» Written exercise:
Each line of the listing must be transcribed exactly, except for the images, which should be excluded.

» Provided records:
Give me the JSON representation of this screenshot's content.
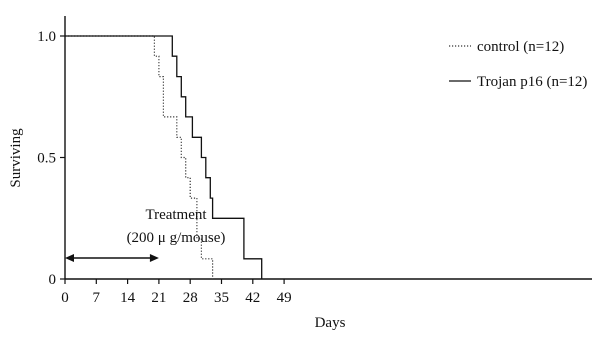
{
  "chart_data": {
    "type": "line",
    "step": true,
    "xlabel": "Days",
    "ylabel": "Surviving",
    "xlim": [
      0,
      52
    ],
    "ylim": [
      0,
      1.0
    ],
    "x_ticks": [
      0,
      7,
      14,
      21,
      28,
      35,
      42,
      49
    ],
    "x_tick_labels": [
      "0",
      "7",
      "14",
      "21",
      "28",
      "35",
      "42",
      "49"
    ],
    "y_ticks": [
      0,
      0.5,
      1.0
    ],
    "y_tick_labels": [
      "0",
      "0.5",
      "1.0"
    ],
    "legend_position": "top-right",
    "series": [
      {
        "name": "control (n=12)",
        "style": "dotted",
        "color": "#333333",
        "points": [
          [
            0,
            1.0
          ],
          [
            20,
            1.0
          ],
          [
            20,
            0.917
          ],
          [
            21,
            0.917
          ],
          [
            21,
            0.833
          ],
          [
            22,
            0.833
          ],
          [
            22,
            0.667
          ],
          [
            25,
            0.667
          ],
          [
            25,
            0.583
          ],
          [
            26,
            0.583
          ],
          [
            26,
            0.5
          ],
          [
            27,
            0.5
          ],
          [
            27,
            0.417
          ],
          [
            28,
            0.417
          ],
          [
            28,
            0.333
          ],
          [
            29.5,
            0.333
          ],
          [
            29.5,
            0.167
          ],
          [
            30.5,
            0.167
          ],
          [
            30.5,
            0.083
          ],
          [
            33,
            0.083
          ],
          [
            33,
            0
          ]
        ]
      },
      {
        "name": "Trojan p16 (n=12)",
        "style": "solid",
        "color": "#111111",
        "points": [
          [
            0,
            1.0
          ],
          [
            24,
            1.0
          ],
          [
            24,
            0.917
          ],
          [
            25,
            0.917
          ],
          [
            25,
            0.833
          ],
          [
            26,
            0.833
          ],
          [
            26,
            0.75
          ],
          [
            27,
            0.75
          ],
          [
            27,
            0.667
          ],
          [
            28.5,
            0.667
          ],
          [
            28.5,
            0.583
          ],
          [
            30.5,
            0.583
          ],
          [
            30.5,
            0.5
          ],
          [
            31.5,
            0.5
          ],
          [
            31.5,
            0.417
          ],
          [
            32.5,
            0.417
          ],
          [
            32.5,
            0.333
          ],
          [
            33,
            0.333
          ],
          [
            33,
            0.25
          ],
          [
            40,
            0.25
          ],
          [
            40,
            0.083
          ],
          [
            44,
            0.083
          ],
          [
            44,
            0
          ]
        ]
      }
    ],
    "annotations": [
      {
        "text_line1": "Treatment",
        "text_line2": "(200 μ g/mouse)",
        "arrow_from": 0,
        "arrow_to": 21
      }
    ]
  }
}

» Response for this exercise:
Give me the JSON representation of this screenshot's content.
{
  "chart_data": {
    "type": "line",
    "step": true,
    "xlabel": "Days",
    "ylabel": "Surviving",
    "xlim": [
      0,
      52
    ],
    "ylim": [
      0,
      1.0
    ],
    "x_ticks": [
      0,
      7,
      14,
      21,
      28,
      35,
      42,
      49
    ],
    "x_tick_labels": [
      "0",
      "7",
      "14",
      "21",
      "28",
      "35",
      "42",
      "49"
    ],
    "y_ticks": [
      0,
      0.5,
      1.0
    ],
    "y_tick_labels": [
      "0",
      "0.5",
      "1.0"
    ],
    "legend_position": "top-right",
    "series": [
      {
        "name": "control (n=12)",
        "style": "dotted",
        "color": "#333333",
        "points": [
          [
            0,
            1.0
          ],
          [
            20,
            1.0
          ],
          [
            20,
            0.917
          ],
          [
            21,
            0.917
          ],
          [
            21,
            0.833
          ],
          [
            22,
            0.833
          ],
          [
            22,
            0.667
          ],
          [
            25,
            0.667
          ],
          [
            25,
            0.583
          ],
          [
            26,
            0.583
          ],
          [
            26,
            0.5
          ],
          [
            27,
            0.5
          ],
          [
            27,
            0.417
          ],
          [
            28,
            0.417
          ],
          [
            28,
            0.333
          ],
          [
            29.5,
            0.333
          ],
          [
            29.5,
            0.167
          ],
          [
            30.5,
            0.167
          ],
          [
            30.5,
            0.083
          ],
          [
            33,
            0.083
          ],
          [
            33,
            0
          ]
        ]
      },
      {
        "name": "Trojan p16 (n=12)",
        "style": "solid",
        "color": "#111111",
        "points": [
          [
            0,
            1.0
          ],
          [
            24,
            1.0
          ],
          [
            24,
            0.917
          ],
          [
            25,
            0.917
          ],
          [
            25,
            0.833
          ],
          [
            26,
            0.833
          ],
          [
            26,
            0.75
          ],
          [
            27,
            0.75
          ],
          [
            27,
            0.667
          ],
          [
            28.5,
            0.667
          ],
          [
            28.5,
            0.583
          ],
          [
            30.5,
            0.583
          ],
          [
            30.5,
            0.5
          ],
          [
            31.5,
            0.5
          ],
          [
            31.5,
            0.417
          ],
          [
            32.5,
            0.417
          ],
          [
            32.5,
            0.333
          ],
          [
            33,
            0.333
          ],
          [
            33,
            0.25
          ],
          [
            40,
            0.25
          ],
          [
            40,
            0.083
          ],
          [
            44,
            0.083
          ],
          [
            44,
            0
          ]
        ]
      }
    ],
    "annotations": [
      {
        "text_line1": "Treatment",
        "text_line2": "(200 μ g/mouse)",
        "arrow_from": 0,
        "arrow_to": 21
      }
    ]
  }
}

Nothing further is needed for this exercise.